Instruction:
Copy every line that holds "level".

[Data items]
"""
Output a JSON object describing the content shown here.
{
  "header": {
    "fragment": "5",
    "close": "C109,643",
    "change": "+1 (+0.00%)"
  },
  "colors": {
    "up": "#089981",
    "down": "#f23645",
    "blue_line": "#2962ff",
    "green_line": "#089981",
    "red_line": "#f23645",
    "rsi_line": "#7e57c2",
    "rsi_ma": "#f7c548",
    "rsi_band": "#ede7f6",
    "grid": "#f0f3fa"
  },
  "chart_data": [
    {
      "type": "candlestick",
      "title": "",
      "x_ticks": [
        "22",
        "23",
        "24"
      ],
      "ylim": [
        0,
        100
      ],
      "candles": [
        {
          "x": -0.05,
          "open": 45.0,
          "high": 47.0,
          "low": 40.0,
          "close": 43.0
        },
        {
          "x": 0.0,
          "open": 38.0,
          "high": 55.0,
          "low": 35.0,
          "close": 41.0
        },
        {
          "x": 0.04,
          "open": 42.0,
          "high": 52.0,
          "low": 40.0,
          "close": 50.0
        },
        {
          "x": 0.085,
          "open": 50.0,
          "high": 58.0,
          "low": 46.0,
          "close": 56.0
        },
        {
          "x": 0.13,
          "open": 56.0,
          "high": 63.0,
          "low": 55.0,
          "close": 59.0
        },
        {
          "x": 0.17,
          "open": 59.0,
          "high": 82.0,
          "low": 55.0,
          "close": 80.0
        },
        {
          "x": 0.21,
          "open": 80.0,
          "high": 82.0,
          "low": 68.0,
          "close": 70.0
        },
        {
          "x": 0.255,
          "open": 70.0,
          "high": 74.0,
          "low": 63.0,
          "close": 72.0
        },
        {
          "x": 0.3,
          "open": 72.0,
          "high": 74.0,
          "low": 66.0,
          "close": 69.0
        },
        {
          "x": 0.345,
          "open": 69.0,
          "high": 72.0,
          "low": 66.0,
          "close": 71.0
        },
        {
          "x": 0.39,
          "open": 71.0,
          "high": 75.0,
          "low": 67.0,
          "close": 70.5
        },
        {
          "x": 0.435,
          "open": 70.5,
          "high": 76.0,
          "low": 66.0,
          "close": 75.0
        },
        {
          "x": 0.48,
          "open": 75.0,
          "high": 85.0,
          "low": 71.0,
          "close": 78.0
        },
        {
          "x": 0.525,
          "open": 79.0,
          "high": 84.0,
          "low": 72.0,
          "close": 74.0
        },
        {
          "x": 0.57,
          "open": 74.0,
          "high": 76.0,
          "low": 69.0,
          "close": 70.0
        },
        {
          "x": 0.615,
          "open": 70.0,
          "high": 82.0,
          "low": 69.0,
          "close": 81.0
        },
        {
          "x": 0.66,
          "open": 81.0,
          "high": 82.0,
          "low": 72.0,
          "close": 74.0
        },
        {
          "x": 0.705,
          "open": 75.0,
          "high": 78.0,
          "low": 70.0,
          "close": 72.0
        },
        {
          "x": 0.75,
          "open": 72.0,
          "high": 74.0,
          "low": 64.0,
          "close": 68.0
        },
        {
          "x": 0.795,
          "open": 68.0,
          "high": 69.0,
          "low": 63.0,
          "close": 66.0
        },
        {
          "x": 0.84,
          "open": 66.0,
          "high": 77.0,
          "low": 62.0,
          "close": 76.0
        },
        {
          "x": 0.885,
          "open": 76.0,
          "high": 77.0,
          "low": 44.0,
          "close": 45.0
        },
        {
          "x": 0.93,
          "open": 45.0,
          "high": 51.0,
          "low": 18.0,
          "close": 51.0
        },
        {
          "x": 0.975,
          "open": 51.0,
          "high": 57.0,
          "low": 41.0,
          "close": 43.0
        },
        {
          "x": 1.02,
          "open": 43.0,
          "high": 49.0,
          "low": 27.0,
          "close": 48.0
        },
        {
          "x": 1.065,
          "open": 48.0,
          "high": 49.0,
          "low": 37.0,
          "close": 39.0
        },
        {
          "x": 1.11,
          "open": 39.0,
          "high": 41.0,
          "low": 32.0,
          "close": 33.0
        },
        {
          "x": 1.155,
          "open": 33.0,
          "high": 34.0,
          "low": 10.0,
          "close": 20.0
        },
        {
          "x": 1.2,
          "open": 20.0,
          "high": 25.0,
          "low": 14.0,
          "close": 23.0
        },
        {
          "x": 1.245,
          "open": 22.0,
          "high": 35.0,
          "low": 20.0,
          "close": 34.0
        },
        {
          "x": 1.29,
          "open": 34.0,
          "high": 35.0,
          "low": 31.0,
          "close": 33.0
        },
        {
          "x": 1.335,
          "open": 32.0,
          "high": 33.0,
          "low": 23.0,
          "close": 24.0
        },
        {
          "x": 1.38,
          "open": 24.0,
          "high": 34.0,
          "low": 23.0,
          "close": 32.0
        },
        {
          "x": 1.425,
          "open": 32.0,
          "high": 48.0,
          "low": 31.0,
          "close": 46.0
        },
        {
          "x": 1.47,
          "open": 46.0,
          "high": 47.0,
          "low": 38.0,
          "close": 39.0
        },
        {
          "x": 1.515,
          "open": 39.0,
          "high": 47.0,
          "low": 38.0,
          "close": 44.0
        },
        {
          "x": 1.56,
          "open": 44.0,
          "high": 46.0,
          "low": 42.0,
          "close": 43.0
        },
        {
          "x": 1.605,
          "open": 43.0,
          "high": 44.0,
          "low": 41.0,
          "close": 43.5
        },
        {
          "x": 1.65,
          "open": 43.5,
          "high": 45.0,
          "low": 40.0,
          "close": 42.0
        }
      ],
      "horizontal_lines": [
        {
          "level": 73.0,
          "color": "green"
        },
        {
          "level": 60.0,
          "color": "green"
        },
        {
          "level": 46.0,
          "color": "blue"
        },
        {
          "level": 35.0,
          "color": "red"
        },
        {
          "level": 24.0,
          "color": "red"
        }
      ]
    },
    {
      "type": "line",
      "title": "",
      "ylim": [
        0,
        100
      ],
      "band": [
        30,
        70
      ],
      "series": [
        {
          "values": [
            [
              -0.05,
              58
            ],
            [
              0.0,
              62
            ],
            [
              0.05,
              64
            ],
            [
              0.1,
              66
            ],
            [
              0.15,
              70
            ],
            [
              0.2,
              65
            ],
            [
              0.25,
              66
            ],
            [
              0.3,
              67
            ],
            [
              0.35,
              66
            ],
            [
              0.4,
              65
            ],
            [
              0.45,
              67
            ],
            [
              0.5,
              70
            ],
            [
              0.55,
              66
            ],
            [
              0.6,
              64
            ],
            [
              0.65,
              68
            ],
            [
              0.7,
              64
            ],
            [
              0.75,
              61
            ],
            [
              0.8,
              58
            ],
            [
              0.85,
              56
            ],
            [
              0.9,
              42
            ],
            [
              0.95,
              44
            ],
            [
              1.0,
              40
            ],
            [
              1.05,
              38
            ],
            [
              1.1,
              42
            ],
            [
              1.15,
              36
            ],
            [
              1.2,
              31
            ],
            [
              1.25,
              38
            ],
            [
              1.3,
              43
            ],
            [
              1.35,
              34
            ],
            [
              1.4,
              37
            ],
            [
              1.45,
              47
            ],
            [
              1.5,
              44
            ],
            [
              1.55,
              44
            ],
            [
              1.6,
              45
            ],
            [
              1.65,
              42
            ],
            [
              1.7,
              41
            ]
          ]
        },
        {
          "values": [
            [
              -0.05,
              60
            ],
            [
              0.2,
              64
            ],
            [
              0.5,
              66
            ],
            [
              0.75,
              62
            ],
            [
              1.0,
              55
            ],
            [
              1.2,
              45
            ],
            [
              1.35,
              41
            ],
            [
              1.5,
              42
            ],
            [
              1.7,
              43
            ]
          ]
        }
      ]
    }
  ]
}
"""
Complete output:
          "level": 73.0,
          "level": 60.0,
          "level": 46.0,
          "level": 35.0,
          "level": 24.0,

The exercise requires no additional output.